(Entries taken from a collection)
•••

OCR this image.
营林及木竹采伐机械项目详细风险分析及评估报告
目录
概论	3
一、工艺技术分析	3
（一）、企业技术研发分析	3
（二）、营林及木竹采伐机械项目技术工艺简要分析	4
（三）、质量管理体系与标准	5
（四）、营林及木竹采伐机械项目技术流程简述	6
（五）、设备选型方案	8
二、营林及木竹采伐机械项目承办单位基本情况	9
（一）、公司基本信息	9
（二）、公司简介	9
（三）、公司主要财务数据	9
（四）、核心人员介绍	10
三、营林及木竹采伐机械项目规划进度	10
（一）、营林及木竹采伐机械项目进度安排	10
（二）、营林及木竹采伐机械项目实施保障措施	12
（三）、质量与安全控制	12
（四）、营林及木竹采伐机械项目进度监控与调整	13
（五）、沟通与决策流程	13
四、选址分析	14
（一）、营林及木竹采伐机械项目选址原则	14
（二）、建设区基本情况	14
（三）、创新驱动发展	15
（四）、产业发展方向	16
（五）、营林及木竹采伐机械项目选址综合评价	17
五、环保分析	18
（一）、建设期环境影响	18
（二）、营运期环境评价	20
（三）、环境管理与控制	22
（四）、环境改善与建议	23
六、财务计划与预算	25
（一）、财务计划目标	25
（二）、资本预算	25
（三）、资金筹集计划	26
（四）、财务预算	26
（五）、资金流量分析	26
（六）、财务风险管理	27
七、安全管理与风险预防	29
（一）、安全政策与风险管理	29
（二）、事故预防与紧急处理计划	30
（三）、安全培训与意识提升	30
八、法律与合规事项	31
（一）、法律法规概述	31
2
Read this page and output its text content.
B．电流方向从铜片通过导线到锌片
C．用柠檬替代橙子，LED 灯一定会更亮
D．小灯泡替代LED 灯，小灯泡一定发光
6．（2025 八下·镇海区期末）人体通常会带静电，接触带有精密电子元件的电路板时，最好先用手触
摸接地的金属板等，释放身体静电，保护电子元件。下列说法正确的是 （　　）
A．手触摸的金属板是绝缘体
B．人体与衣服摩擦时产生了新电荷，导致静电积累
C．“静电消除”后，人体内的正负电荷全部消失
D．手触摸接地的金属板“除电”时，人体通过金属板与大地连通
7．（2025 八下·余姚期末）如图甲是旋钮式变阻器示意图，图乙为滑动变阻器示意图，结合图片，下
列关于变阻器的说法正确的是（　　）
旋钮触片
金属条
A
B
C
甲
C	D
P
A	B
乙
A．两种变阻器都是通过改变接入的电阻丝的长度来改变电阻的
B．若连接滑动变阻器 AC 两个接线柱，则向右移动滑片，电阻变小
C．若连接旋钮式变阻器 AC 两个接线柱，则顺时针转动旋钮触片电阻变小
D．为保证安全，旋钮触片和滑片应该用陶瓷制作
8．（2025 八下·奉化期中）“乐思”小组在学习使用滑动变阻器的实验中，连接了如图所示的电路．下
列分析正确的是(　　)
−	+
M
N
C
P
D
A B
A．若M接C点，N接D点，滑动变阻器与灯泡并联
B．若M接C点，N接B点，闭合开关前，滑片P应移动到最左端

•••

→ GOAL OF THE EXERCISE
Gather every line from the entries above where the word "this" appears, and copy them.

→ EXERCISE RESULT
OCR this image.
Read this page and output its text content.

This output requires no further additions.